Start of Input material

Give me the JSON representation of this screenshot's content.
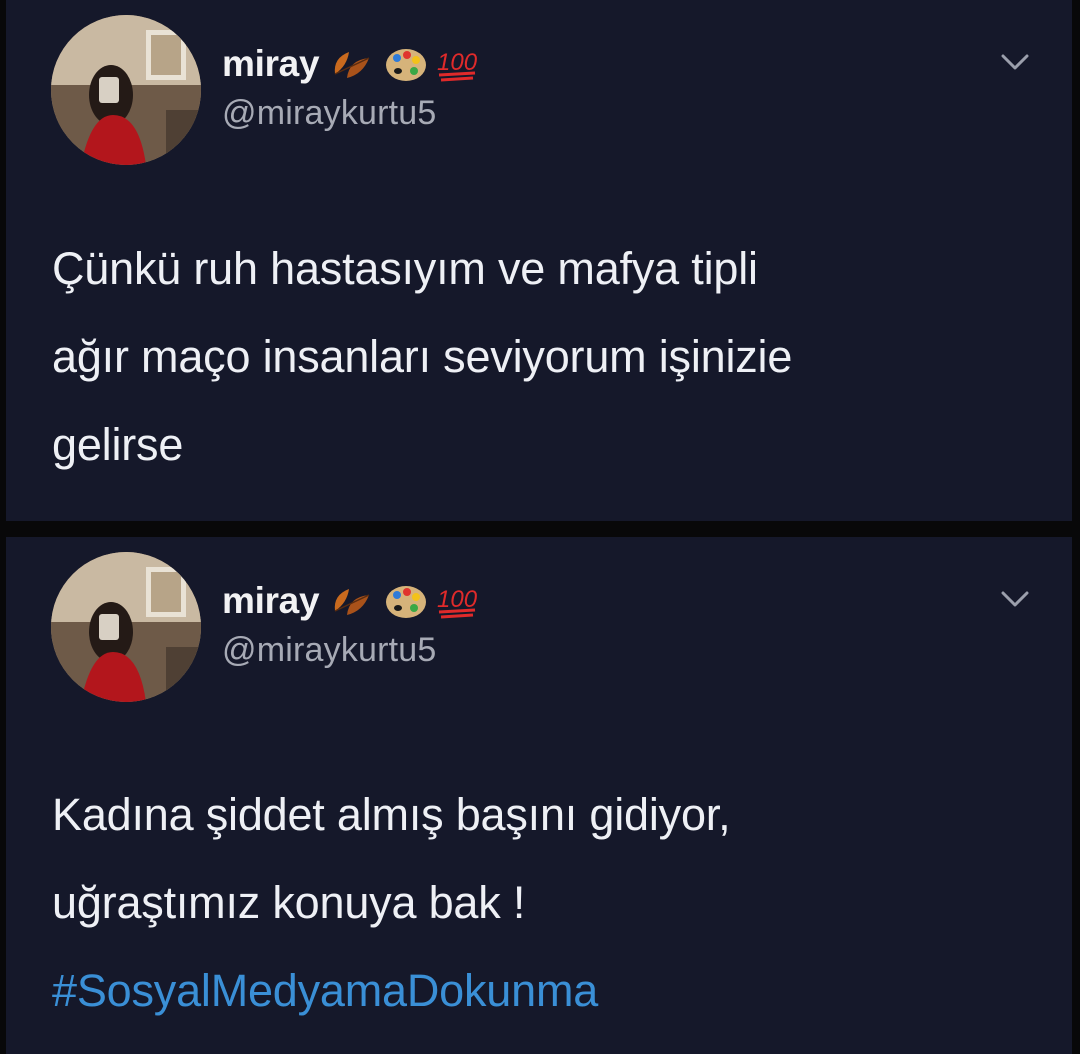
{
  "tweets": [
    {
      "author": {
        "display_name": "miray",
        "handle": "@miraykurtu5",
        "emojis": [
          "fallen-leaf-emoji",
          "artist-palette-emoji",
          "hundred-points-emoji"
        ]
      },
      "lines": [
        "Çünkü ruh hastasıyım ve mafya tipli",
        "ağır maço insanları seviyorum işinizie",
        "gelirse"
      ]
    },
    {
      "author": {
        "display_name": "miray",
        "handle": "@miraykurtu5",
        "emojis": [
          "fallen-leaf-emoji",
          "artist-palette-emoji",
          "hundred-points-emoji"
        ]
      },
      "lines": [
        "Kadına şiddet almış başını gidiyor,",
        "uğraştımız konuya bak !"
      ],
      "hashtag": "#SosyalMedyamaDokunma"
    }
  ],
  "colors": {
    "card_background": "#15182a",
    "text": "#eef0f5",
    "handle": "#a7aab5",
    "hashtag": "#3a8fd6"
  }
}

End of Input material

Exercise instructions | The records above must be printed exactly; the pictures stay out.

Task answer |
Give me the JSON representation of this screenshot's content.
{
  "tweets": [
    {
      "author": {
        "display_name": "miray",
        "handle": "@miraykurtu5",
        "emojis": [
          "fallen-leaf-emoji",
          "artist-palette-emoji",
          "hundred-points-emoji"
        ]
      },
      "lines": [
        "Çünkü ruh hastasıyım ve mafya tipli",
        "ağır maço insanları seviyorum işinizie",
        "gelirse"
      ]
    },
    {
      "author": {
        "display_name": "miray",
        "handle": "@miraykurtu5",
        "emojis": [
          "fallen-leaf-emoji",
          "artist-palette-emoji",
          "hundred-points-emoji"
        ]
      },
      "lines": [
        "Kadına şiddet almış başını gidiyor,",
        "uğraştımız konuya bak !"
      ],
      "hashtag": "#SosyalMedyamaDokunma"
    }
  ],
  "colors": {
    "card_background": "#15182a",
    "text": "#eef0f5",
    "handle": "#a7aab5",
    "hashtag": "#3a8fd6"
  }
}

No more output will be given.